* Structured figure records
______________________________

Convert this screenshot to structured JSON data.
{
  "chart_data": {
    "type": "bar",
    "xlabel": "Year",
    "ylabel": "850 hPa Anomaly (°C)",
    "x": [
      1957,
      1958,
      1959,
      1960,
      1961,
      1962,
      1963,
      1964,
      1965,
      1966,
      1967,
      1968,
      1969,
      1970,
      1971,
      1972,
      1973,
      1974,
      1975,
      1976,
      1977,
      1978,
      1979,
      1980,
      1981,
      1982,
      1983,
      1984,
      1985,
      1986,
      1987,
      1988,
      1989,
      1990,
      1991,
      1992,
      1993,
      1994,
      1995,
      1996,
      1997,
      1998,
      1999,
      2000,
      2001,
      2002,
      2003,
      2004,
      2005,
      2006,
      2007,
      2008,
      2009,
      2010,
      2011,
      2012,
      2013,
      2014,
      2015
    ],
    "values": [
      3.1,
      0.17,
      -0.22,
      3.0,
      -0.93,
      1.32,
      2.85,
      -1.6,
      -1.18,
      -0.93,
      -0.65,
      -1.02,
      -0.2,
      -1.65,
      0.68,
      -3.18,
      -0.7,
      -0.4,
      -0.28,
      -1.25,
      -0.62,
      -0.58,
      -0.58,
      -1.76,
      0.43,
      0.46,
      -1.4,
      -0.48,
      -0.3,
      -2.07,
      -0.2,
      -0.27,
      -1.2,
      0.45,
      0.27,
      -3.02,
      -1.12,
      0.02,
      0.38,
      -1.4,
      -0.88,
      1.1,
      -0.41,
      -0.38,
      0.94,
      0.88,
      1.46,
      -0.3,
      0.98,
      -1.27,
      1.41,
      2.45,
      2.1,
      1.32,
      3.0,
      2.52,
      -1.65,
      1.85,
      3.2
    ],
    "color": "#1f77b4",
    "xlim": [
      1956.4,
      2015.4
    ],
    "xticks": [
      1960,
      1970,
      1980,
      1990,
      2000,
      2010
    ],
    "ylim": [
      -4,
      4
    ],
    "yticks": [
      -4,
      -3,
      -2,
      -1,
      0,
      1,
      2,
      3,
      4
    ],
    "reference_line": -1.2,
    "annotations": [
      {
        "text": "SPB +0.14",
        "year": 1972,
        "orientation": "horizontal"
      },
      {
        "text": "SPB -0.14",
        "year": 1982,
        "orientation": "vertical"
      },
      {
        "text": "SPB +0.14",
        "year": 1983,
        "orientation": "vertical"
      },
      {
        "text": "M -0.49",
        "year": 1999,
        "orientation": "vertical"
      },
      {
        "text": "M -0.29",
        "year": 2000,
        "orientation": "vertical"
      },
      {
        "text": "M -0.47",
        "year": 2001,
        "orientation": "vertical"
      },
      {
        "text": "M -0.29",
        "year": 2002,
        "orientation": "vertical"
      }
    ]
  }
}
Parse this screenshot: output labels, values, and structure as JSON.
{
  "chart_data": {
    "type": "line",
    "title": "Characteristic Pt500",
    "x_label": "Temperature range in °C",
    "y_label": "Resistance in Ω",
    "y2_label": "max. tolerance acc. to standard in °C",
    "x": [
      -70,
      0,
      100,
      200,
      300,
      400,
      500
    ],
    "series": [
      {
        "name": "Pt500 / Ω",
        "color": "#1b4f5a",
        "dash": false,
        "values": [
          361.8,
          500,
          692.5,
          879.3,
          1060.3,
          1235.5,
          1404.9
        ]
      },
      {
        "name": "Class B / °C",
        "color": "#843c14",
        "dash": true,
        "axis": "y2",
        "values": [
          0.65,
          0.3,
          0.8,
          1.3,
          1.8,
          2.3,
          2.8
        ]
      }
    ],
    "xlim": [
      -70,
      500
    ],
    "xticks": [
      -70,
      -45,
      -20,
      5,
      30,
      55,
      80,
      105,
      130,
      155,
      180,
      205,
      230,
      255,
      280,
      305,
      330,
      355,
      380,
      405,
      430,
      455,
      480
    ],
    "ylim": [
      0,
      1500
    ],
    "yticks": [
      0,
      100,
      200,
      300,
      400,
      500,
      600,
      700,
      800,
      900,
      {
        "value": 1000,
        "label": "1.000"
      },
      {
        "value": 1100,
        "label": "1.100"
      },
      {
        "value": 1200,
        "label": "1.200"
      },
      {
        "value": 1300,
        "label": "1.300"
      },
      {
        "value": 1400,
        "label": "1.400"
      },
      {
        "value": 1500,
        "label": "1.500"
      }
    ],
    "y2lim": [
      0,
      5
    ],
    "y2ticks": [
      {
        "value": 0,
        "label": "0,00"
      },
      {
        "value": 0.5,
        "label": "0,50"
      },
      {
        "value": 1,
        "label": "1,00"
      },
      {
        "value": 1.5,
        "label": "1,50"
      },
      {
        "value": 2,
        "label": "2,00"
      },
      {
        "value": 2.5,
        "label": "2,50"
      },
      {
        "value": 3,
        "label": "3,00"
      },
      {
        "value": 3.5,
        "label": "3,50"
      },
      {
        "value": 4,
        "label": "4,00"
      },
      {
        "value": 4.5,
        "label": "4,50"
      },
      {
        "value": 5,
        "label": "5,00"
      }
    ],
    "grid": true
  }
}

______________________________

Find each line holding "this". Copy it out.

Convert this screenshot to structured JSON data.
Parse this screenshot: output labels, values, and structure as JSON.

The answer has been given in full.